Selected excerpt >>
***
Meta has an idea: Instead of ever leaving its apps, why not stay and chat with a bot? This past week, Mark Zuckerberg announced an update to Meta’s AI models, claiming that, in some respects, they were now among the most capable in the industry. He outlined his company’s plans to pursue AGI, or Artificial General Intelligence, and made some more specific predictions: “By the end of the decade, I think lots of people will talk to AIs frequently throughout the day, using smart glasses like what we’re building with Ray-Ban Meta.”
Maybe so! But for now, the company has something else in mind. Meta is deploying its chatbot across its most popular apps, including Facebook, Instagram, WhatsApp, and Messenger. Users might encounter the chatbot commenting on Facebook posts, chiming in when tagged in group messages, or offering suggestions in social feeds. You can chat with it directly, like ChatGPT. It’ll generate images and write messages for you; much in the way that Microsoft and Google have built AI assistants into their productivity software, Meta has installed helpers into a range of social contexts. It’ll be genuinely interesting to see if and how people use them in these contexts, and Meta will find out pretty quickly.
This move has been described as both savvy and desperate. Is Meta playing catchup, plowing money into a fad, and foisting half-baked technology on its users? Or is Meta now the de facto leader in AI, with a capable model, a relevant hardware business, and more users than anyone else? Like AI models themselves, claims like these are hard to benchmark — every player in AI is racing in the same direction toward an ill-defined destination where they, or at least their investors, believe great riches await.
***
Tasks to complete >>
1. From the article on Meta's chatbot, write out the passage from "Maybe so! But" up to and including "out pretty quickly.".
2. Check each statement against the article on Meta's chatbot and mark it yes or no, quoting the words that decide it: (a) Meta is putting its chatbot into WhatsApp and Messenger. (b) Zuckerberg predicted that by the end of the decade people would talk to AIs mainly through their phones. (c) The chatbot can generate images.
3. According to the article on Meta's chatbot, what does AGI stand for?

Page segmentation data
***
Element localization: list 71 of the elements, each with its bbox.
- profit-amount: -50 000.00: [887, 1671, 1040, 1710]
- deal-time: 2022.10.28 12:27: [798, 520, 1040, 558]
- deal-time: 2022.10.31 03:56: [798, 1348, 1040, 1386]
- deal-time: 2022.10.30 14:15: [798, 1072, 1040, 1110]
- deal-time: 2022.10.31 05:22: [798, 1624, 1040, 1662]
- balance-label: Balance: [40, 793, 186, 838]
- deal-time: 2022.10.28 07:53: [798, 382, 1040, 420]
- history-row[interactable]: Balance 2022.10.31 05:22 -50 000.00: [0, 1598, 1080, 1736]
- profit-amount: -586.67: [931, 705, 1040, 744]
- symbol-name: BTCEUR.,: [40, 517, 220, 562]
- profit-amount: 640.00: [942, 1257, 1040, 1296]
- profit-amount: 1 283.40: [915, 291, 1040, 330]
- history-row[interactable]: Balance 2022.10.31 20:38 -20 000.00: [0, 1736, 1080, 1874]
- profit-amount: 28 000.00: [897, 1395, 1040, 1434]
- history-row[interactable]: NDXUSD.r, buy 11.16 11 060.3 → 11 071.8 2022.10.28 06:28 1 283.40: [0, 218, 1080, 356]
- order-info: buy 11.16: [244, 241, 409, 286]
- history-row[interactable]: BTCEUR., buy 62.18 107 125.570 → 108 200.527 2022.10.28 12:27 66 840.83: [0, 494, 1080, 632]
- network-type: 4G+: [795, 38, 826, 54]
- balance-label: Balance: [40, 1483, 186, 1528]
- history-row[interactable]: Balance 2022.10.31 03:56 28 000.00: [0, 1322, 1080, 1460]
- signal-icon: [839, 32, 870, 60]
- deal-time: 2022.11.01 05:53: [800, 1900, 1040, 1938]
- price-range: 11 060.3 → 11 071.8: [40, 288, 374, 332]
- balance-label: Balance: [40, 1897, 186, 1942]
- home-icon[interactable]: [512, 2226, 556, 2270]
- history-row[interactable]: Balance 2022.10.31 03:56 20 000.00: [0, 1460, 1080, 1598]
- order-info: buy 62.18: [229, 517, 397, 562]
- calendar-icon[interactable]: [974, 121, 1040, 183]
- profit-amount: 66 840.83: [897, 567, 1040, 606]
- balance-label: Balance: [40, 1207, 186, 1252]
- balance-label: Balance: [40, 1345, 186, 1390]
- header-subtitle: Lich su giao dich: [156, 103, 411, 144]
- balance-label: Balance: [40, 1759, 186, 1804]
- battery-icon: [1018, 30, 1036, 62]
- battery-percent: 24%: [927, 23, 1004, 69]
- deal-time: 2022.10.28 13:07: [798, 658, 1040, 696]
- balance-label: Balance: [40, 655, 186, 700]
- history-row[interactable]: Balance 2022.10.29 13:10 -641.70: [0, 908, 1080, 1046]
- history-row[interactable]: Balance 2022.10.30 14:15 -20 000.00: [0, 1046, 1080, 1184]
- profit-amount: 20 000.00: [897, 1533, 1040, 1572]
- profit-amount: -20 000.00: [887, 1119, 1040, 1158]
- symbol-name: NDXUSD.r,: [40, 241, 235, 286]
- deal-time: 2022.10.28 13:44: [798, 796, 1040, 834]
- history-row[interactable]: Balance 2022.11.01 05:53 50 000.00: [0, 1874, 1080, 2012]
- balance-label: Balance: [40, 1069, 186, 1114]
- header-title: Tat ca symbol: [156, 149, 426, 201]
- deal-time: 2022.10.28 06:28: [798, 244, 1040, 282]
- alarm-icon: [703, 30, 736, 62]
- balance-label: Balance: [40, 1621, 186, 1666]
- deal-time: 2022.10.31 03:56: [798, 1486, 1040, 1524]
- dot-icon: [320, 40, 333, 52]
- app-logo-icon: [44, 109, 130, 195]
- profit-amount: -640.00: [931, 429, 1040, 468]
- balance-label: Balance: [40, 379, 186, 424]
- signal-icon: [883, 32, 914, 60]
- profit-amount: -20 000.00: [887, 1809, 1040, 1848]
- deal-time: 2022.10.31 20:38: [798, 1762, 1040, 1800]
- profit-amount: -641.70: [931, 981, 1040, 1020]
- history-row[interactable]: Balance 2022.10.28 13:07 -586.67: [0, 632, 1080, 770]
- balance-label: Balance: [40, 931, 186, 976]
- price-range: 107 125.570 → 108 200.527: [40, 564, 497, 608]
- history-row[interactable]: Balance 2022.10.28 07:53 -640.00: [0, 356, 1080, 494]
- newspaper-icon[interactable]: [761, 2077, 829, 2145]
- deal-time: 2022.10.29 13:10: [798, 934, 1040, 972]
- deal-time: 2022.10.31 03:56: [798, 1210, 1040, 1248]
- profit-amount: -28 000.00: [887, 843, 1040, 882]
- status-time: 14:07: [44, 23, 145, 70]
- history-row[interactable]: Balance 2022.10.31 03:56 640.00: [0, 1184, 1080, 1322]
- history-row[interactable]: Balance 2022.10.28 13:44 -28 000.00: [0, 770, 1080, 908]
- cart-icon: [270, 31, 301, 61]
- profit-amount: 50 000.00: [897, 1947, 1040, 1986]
***
Solutions to the problems >>
1.
Maybe so! But for now, the company has something else in mind. Meta is deploying its chatbot across its most popular apps, including Facebook, Instagram, WhatsApp, and Messenger. Users might encounter the chatbot commenting on Facebook posts, chiming in when tagged in group messages, or offering suggestions in social feeds. You can chat with it directly, like ChatGPT. It’ll generate images and write messages for you; much in the way that Microsoft and Google have built AI assistants into their productivity software, Meta has installed helpers into a range of social contexts. It’ll be genuinely interesting to see if and how people use them in these contexts, and Meta will find out pretty quickly.

2.
(a) Yes: "Meta is deploying its chatbot across its most popular apps, including Facebook, Instagram, WhatsApp, and Messenger."
(b) No: "using smart glasses like what we’re building with Ray-Ban Meta."
(c) Yes: "It’ll generate images and write messages for you"

3. Artificial General Intelligence.